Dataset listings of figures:
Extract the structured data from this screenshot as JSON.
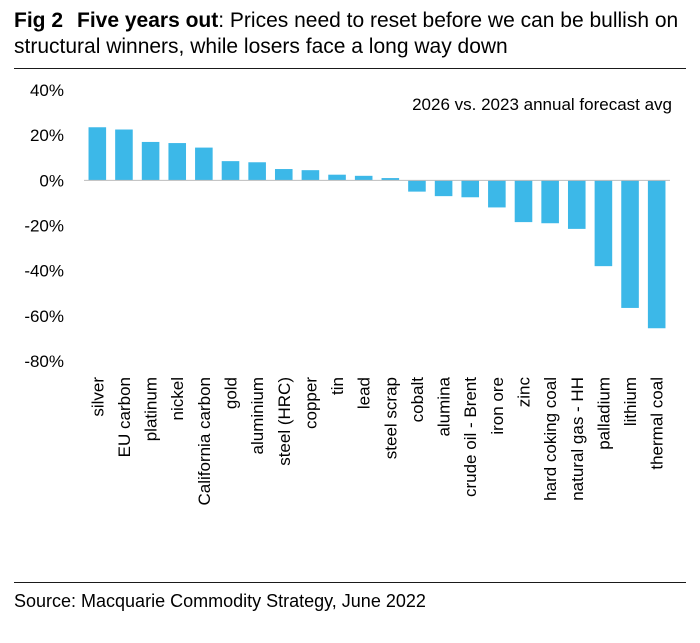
{
  "figure": {
    "fig_label": "Fig 2",
    "title_bold": "Five years out",
    "title_rest": ": Prices need to reset before we can be bullish on structural winners, while losers face a long way down",
    "source": "Source: Macquarie Commodity Strategy, June 2022"
  },
  "chart_data": {
    "type": "bar",
    "annotation": "2026 vs. 2023 annual forecast avg",
    "categories": [
      "silver",
      "EU carbon",
      "platinum",
      "nickel",
      "California carbon",
      "gold",
      "aluminium",
      "steel (HRC)",
      "copper",
      "tin",
      "lead",
      "steel scrap",
      "cobalt",
      "alumina",
      "crude oil - Brent",
      "iron ore",
      "zinc",
      "hard coking coal",
      "natural gas - HH",
      "palladium",
      "lithium",
      "thermal coal"
    ],
    "values": [
      23.5,
      22.5,
      17,
      16.5,
      14.5,
      8.5,
      8,
      5,
      4.5,
      2.5,
      2,
      1,
      -5,
      -7,
      -7.5,
      -12,
      -18.5,
      -19,
      -21.5,
      -38,
      -56.5,
      -65.5
    ],
    "unit": "%",
    "ylim": [
      -80,
      40
    ],
    "yticks": [
      40,
      20,
      0,
      -20,
      -40,
      -60,
      -80
    ],
    "ytick_labels": [
      "40%",
      "20%",
      "0%",
      "-20%",
      "-40%",
      "-60%",
      "-80%"
    ],
    "bar_color": "#3cb8e8",
    "grid": false,
    "legend": "none"
  }
}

What to work on: From the listing above, print every entry precisely and drop the pictures.

Exercise solution:
Extract the structured data from this screenshot as JSON.
{
  "figure": {
    "fig_label": "Fig 2",
    "title_bold": "Five years out",
    "title_rest": ": Prices need to reset before we can be bullish on structural winners, while losers face a long way down",
    "source": "Source: Macquarie Commodity Strategy, June 2022"
  },
  "chart_data": {
    "type": "bar",
    "annotation": "2026 vs. 2023 annual forecast avg",
    "categories": [
      "silver",
      "EU carbon",
      "platinum",
      "nickel",
      "California carbon",
      "gold",
      "aluminium",
      "steel (HRC)",
      "copper",
      "tin",
      "lead",
      "steel scrap",
      "cobalt",
      "alumina",
      "crude oil - Brent",
      "iron ore",
      "zinc",
      "hard coking coal",
      "natural gas - HH",
      "palladium",
      "lithium",
      "thermal coal"
    ],
    "values": [
      23.5,
      22.5,
      17,
      16.5,
      14.5,
      8.5,
      8,
      5,
      4.5,
      2.5,
      2,
      1,
      -5,
      -7,
      -7.5,
      -12,
      -18.5,
      -19,
      -21.5,
      -38,
      -56.5,
      -65.5
    ],
    "unit": "%",
    "ylim": [
      -80,
      40
    ],
    "yticks": [
      40,
      20,
      0,
      -20,
      -40,
      -60,
      -80
    ],
    "ytick_labels": [
      "40%",
      "20%",
      "0%",
      "-20%",
      "-40%",
      "-60%",
      "-80%"
    ],
    "bar_color": "#3cb8e8",
    "grid": false,
    "legend": "none"
  }
}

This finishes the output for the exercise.